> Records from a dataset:
## Start
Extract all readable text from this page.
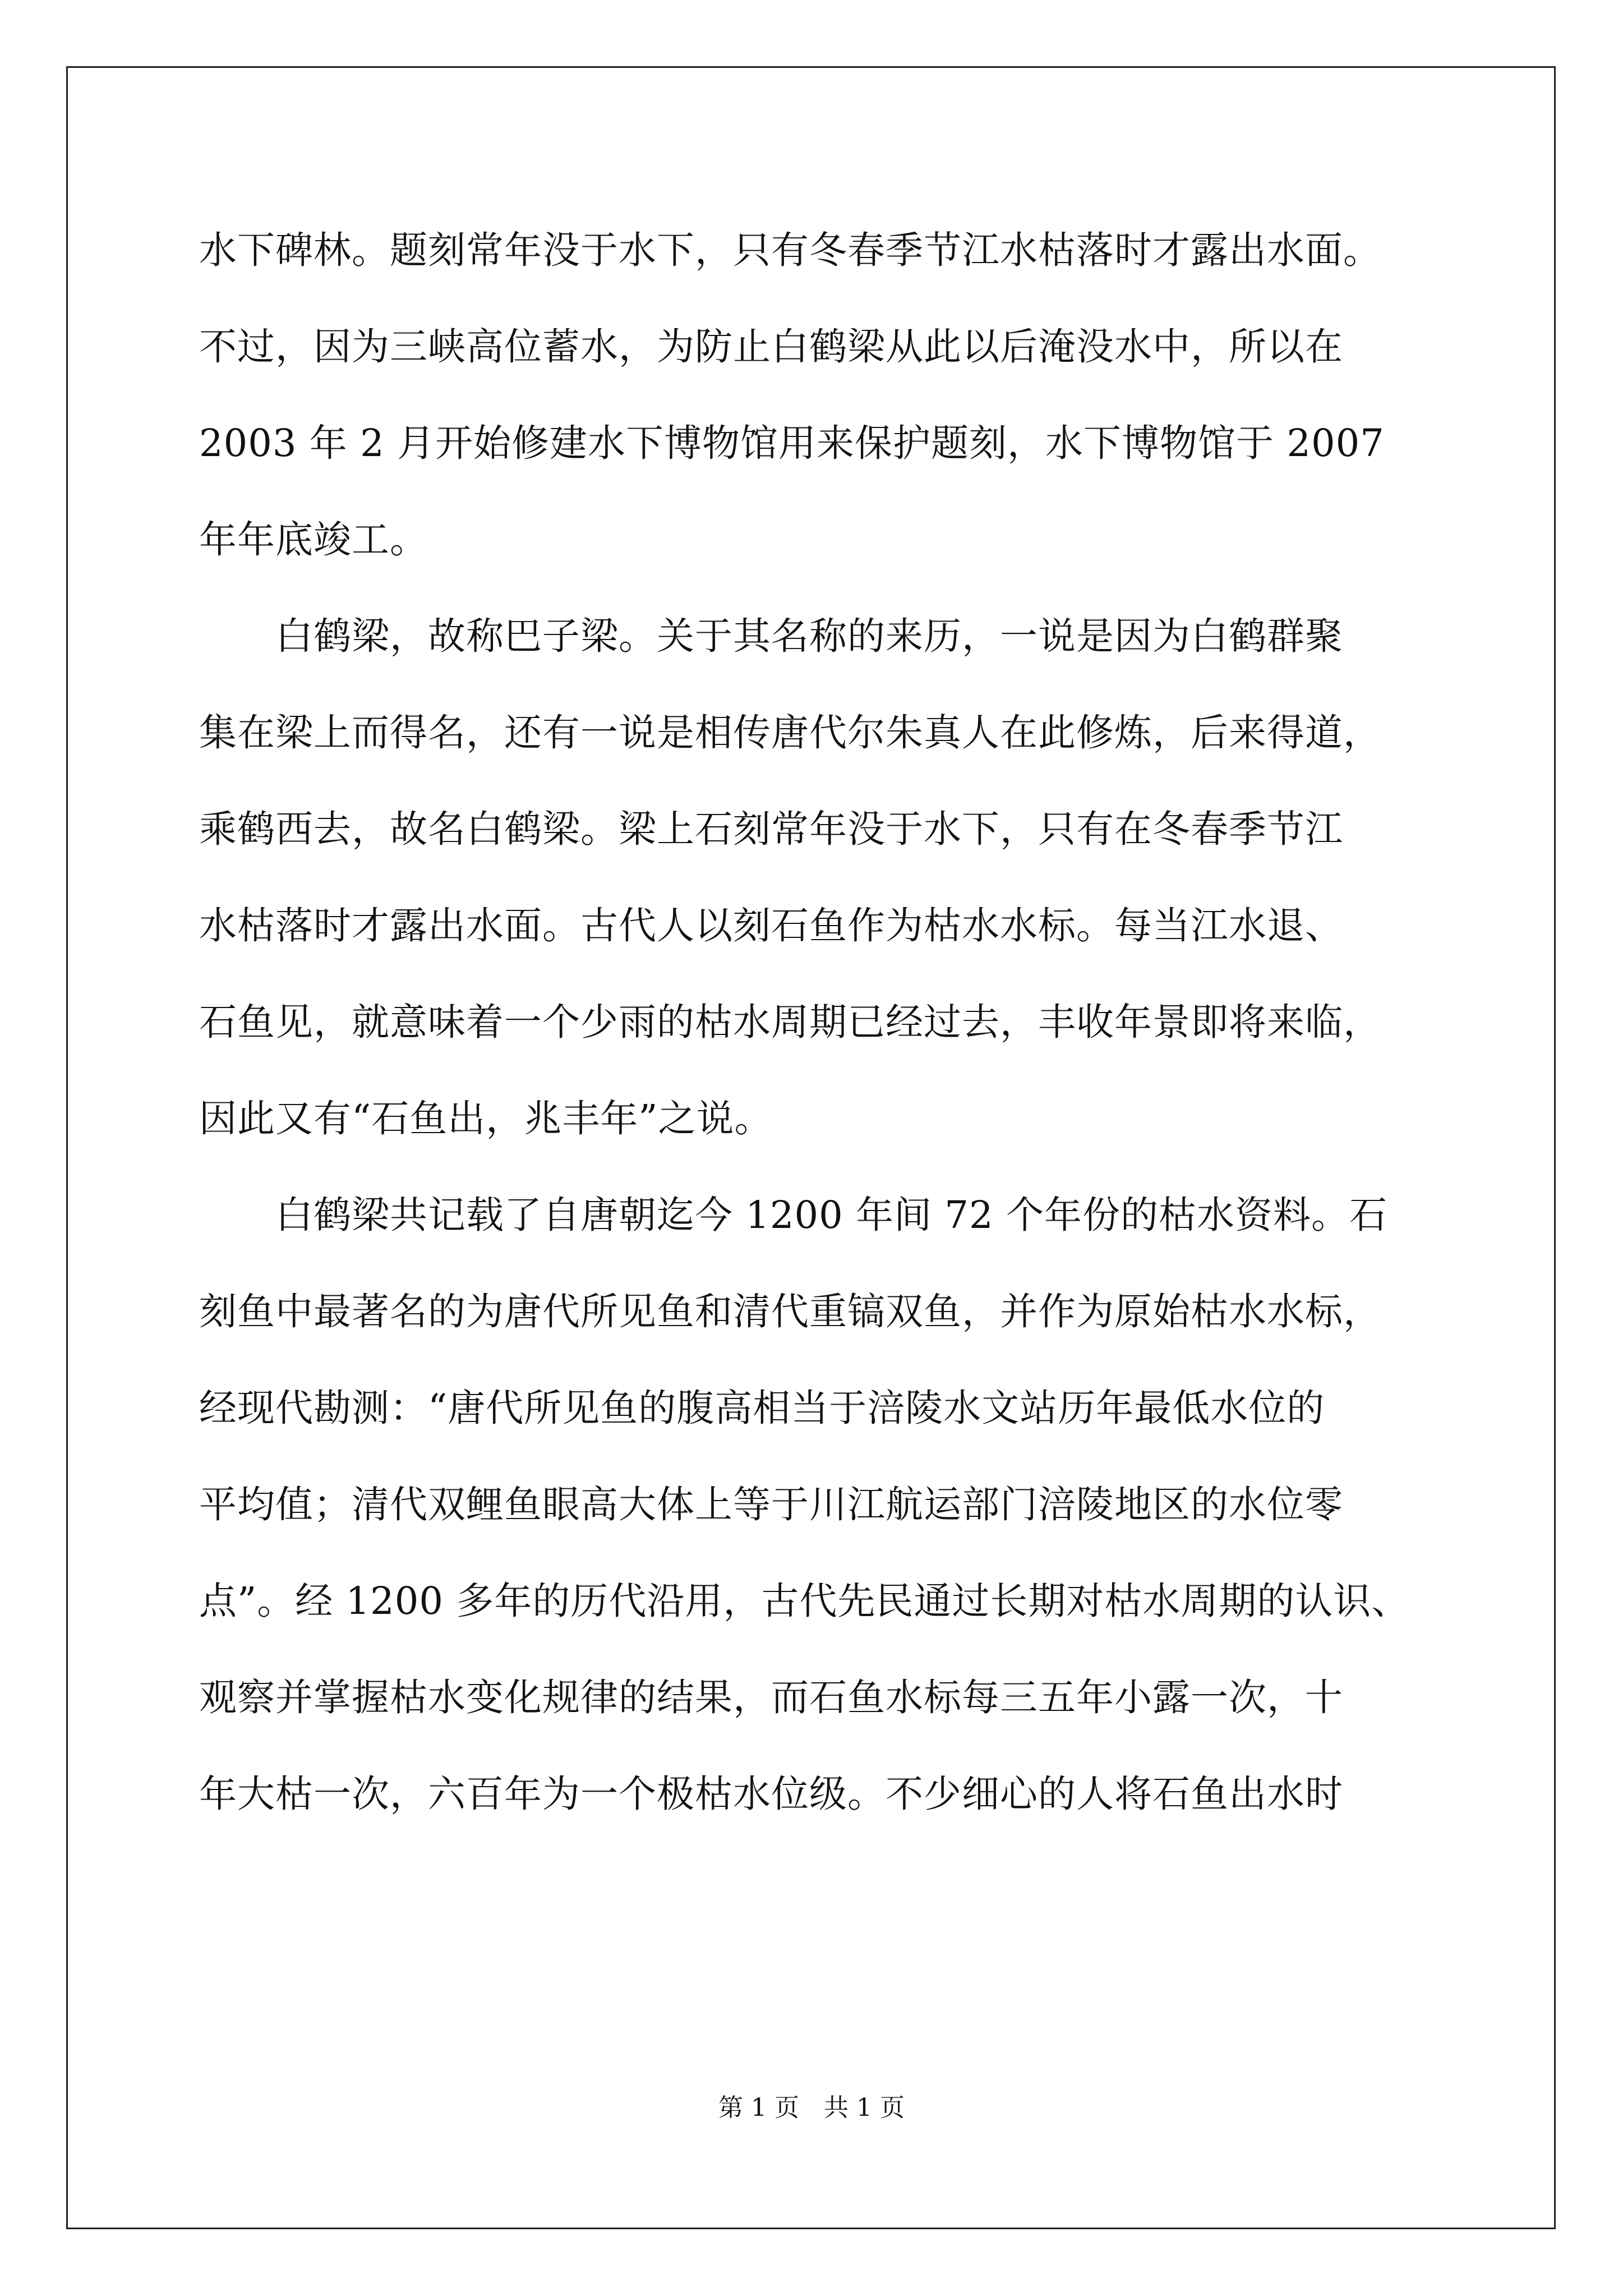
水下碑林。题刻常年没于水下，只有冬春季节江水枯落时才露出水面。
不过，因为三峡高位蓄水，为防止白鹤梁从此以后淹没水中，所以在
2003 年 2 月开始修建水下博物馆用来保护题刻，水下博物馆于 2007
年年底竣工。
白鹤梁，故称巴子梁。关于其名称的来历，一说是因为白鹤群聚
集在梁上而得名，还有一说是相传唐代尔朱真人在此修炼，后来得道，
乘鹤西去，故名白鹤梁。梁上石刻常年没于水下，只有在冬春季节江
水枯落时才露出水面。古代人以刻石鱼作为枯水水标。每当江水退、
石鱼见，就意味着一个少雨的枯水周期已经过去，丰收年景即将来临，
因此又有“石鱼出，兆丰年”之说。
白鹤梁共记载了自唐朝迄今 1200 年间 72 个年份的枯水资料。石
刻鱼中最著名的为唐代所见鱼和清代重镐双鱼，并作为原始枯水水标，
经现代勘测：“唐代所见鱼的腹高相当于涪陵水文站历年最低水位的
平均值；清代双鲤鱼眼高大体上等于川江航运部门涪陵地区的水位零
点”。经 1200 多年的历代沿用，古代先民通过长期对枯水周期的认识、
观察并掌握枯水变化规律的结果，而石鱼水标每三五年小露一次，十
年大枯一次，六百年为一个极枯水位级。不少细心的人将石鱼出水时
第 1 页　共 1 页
## End
Transcribe the listing in full. Omit the pictures and keep every line exact.

> REPLY TO THE TASK:
Extract all readable text from this page.
水下碑林。题刻常年没于水下，只有冬春季节江水枯落时才露出水面。
不过，因为三峡高位蓄水，为防止白鹤梁从此以后淹没水中，所以在
2003 年 2 月开始修建水下博物馆用来保护题刻，水下博物馆于 2007
年年底竣工。
白鹤梁，故称巴子梁。关于其名称的来历，一说是因为白鹤群聚
集在梁上而得名，还有一说是相传唐代尔朱真人在此修炼，后来得道，
乘鹤西去，故名白鹤梁。梁上石刻常年没于水下，只有在冬春季节江
水枯落时才露出水面。古代人以刻石鱼作为枯水水标。每当江水退、
石鱼见，就意味着一个少雨的枯水周期已经过去，丰收年景即将来临，
因此又有“石鱼出，兆丰年”之说。
白鹤梁共记载了自唐朝迄今 1200 年间 72 个年份的枯水资料。石
刻鱼中最著名的为唐代所见鱼和清代重镐双鱼，并作为原始枯水水标，
经现代勘测：“唐代所见鱼的腹高相当于涪陵水文站历年最低水位的
平均值；清代双鲤鱼眼高大体上等于川江航运部门涪陵地区的水位零
点”。经 1200 多年的历代沿用，古代先民通过长期对枯水周期的认识、
观察并掌握枯水变化规律的结果，而石鱼水标每三五年小露一次，十
年大枯一次，六百年为一个极枯水位级。不少细心的人将石鱼出水时
第 1 页　共 1 页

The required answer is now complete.